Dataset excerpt
____
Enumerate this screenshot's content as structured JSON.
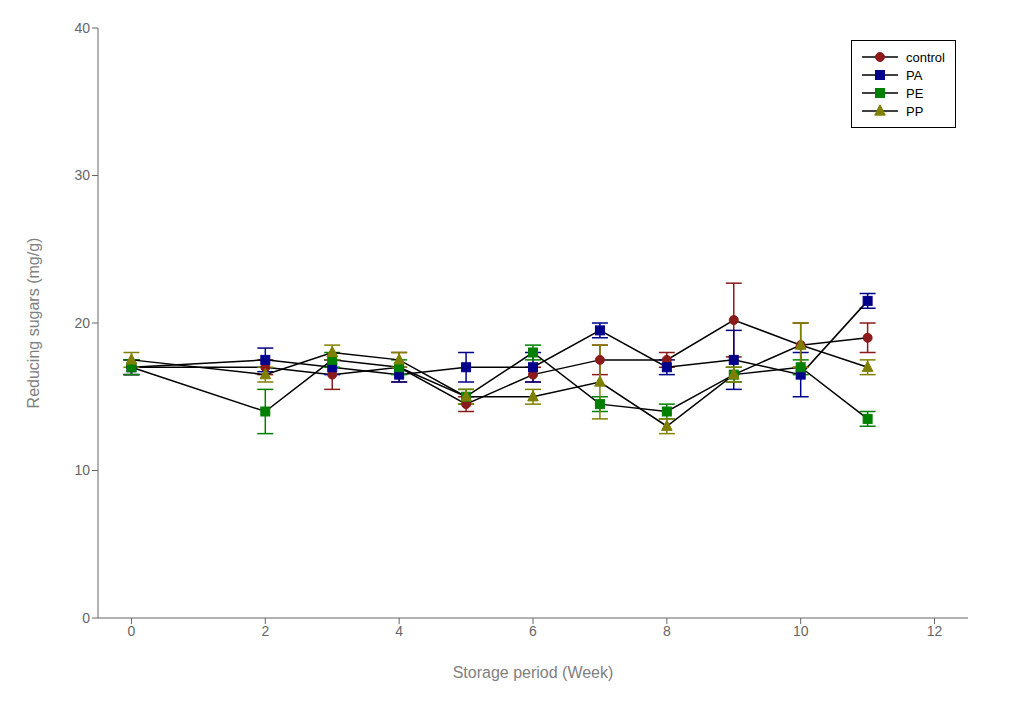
{
  "chart_data": {
    "type": "line",
    "xlabel": "Storage period (Week)",
    "ylabel": "Reducing sugars (mg/g)",
    "x": [
      0,
      2,
      3,
      4,
      5,
      6,
      7,
      8,
      9,
      10,
      11
    ],
    "color": "#000000",
    "series": [
      {
        "name": "control",
        "color": "#8B1A1A",
        "marker": "circle",
        "values": [
          17.0,
          17.0,
          16.5,
          17.0,
          14.5,
          16.5,
          17.5,
          17.5,
          20.2,
          18.5,
          19.0
        ],
        "errors": [
          0.5,
          0.5,
          1.0,
          1.0,
          0.5,
          0.5,
          1.0,
          0.5,
          2.5,
          1.5,
          1.0
        ]
      },
      {
        "name": "PA",
        "color": "#00008B",
        "marker": "square",
        "values": [
          17.0,
          17.5,
          17.0,
          16.5,
          17.0,
          17.0,
          19.5,
          17.0,
          17.5,
          16.5,
          21.5
        ],
        "errors": [
          0.5,
          0.8,
          0.5,
          0.5,
          1.0,
          1.0,
          0.5,
          0.5,
          2.0,
          1.5,
          0.5
        ]
      },
      {
        "name": "PE",
        "color": "#008000",
        "marker": "square",
        "values": [
          17.0,
          14.0,
          17.5,
          17.0,
          15.0,
          18.0,
          14.5,
          14.0,
          16.5,
          17.0,
          13.5
        ],
        "errors": [
          0.5,
          1.5,
          0.5,
          0.5,
          0.5,
          0.5,
          0.5,
          0.5,
          0.5,
          0.5,
          0.5
        ]
      },
      {
        "name": "PP",
        "color": "#808000",
        "marker": "triangle",
        "values": [
          17.5,
          16.5,
          18.0,
          17.5,
          15.0,
          15.0,
          16.0,
          13.0,
          16.5,
          18.5,
          17.0
        ],
        "errors": [
          0.5,
          0.5,
          0.5,
          0.5,
          0.5,
          0.5,
          2.5,
          0.5,
          0.5,
          1.5,
          0.5
        ]
      }
    ],
    "xlim": [
      -0.5,
      12.5
    ],
    "ylim": [
      0,
      40
    ],
    "xticks": [
      0,
      2,
      4,
      6,
      8,
      10,
      12
    ],
    "yticks": [
      0,
      10,
      20,
      30,
      40
    ],
    "grid": false,
    "legend": "upper right"
  }
}
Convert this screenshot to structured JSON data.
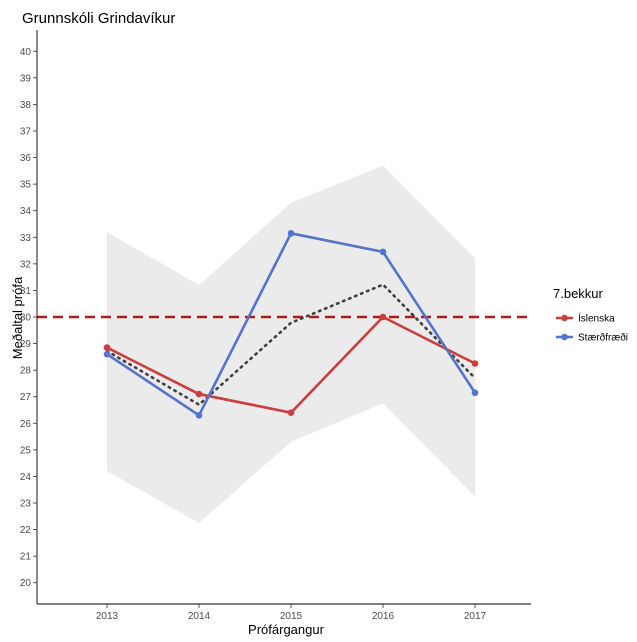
____
*WHAT IS NEEDED*
Copy each line in full and exactly, omitting any picture.

*COMPLETE ANSWER*
Enumerate this screenshot's content as structured JSON.
{
  "chart_data": {
    "type": "line",
    "xlabel": "Storage period (Week)",
    "ylabel": "Reducing sugars (mg/g)",
    "x": [
      0,
      2,
      3,
      4,
      5,
      6,
      7,
      8,
      9,
      10,
      11
    ],
    "color": "#000000",
    "series": [
      {
        "name": "control",
        "color": "#8B1A1A",
        "marker": "circle",
        "values": [
          17.0,
          17.0,
          16.5,
          17.0,
          14.5,
          16.5,
          17.5,
          17.5,
          20.2,
          18.5,
          19.0
        ],
        "errors": [
          0.5,
          0.5,
          1.0,
          1.0,
          0.5,
          0.5,
          1.0,
          0.5,
          2.5,
          1.5,
          1.0
        ]
      },
      {
        "name": "PA",
        "color": "#00008B",
        "marker": "square",
        "values": [
          17.0,
          17.5,
          17.0,
          16.5,
          17.0,
          17.0,
          19.5,
          17.0,
          17.5,
          16.5,
          21.5
        ],
        "errors": [
          0.5,
          0.8,
          0.5,
          0.5,
          1.0,
          1.0,
          0.5,
          0.5,
          2.0,
          1.5,
          0.5
        ]
      },
      {
        "name": "PE",
        "color": "#008000",
        "marker": "square",
        "values": [
          17.0,
          14.0,
          17.5,
          17.0,
          15.0,
          18.0,
          14.5,
          14.0,
          16.5,
          17.0,
          13.5
        ],
        "errors": [
          0.5,
          1.5,
          0.5,
          0.5,
          0.5,
          0.5,
          0.5,
          0.5,
          0.5,
          0.5,
          0.5
        ]
      },
      {
        "name": "PP",
        "color": "#808000",
        "marker": "triangle",
        "values": [
          17.5,
          16.5,
          18.0,
          17.5,
          15.0,
          15.0,
          16.0,
          13.0,
          16.5,
          18.5,
          17.0
        ],
        "errors": [
          0.5,
          0.5,
          0.5,
          0.5,
          0.5,
          0.5,
          2.5,
          0.5,
          0.5,
          1.5,
          0.5
        ]
      }
    ],
    "xlim": [
      -0.5,
      12.5
    ],
    "ylim": [
      0,
      40
    ],
    "xticks": [
      0,
      2,
      4,
      6,
      8,
      10,
      12
    ],
    "yticks": [
      0,
      10,
      20,
      30,
      40
    ],
    "grid": false,
    "legend": "upper right"
  }
}
Convert this screenshot to structured JSON data.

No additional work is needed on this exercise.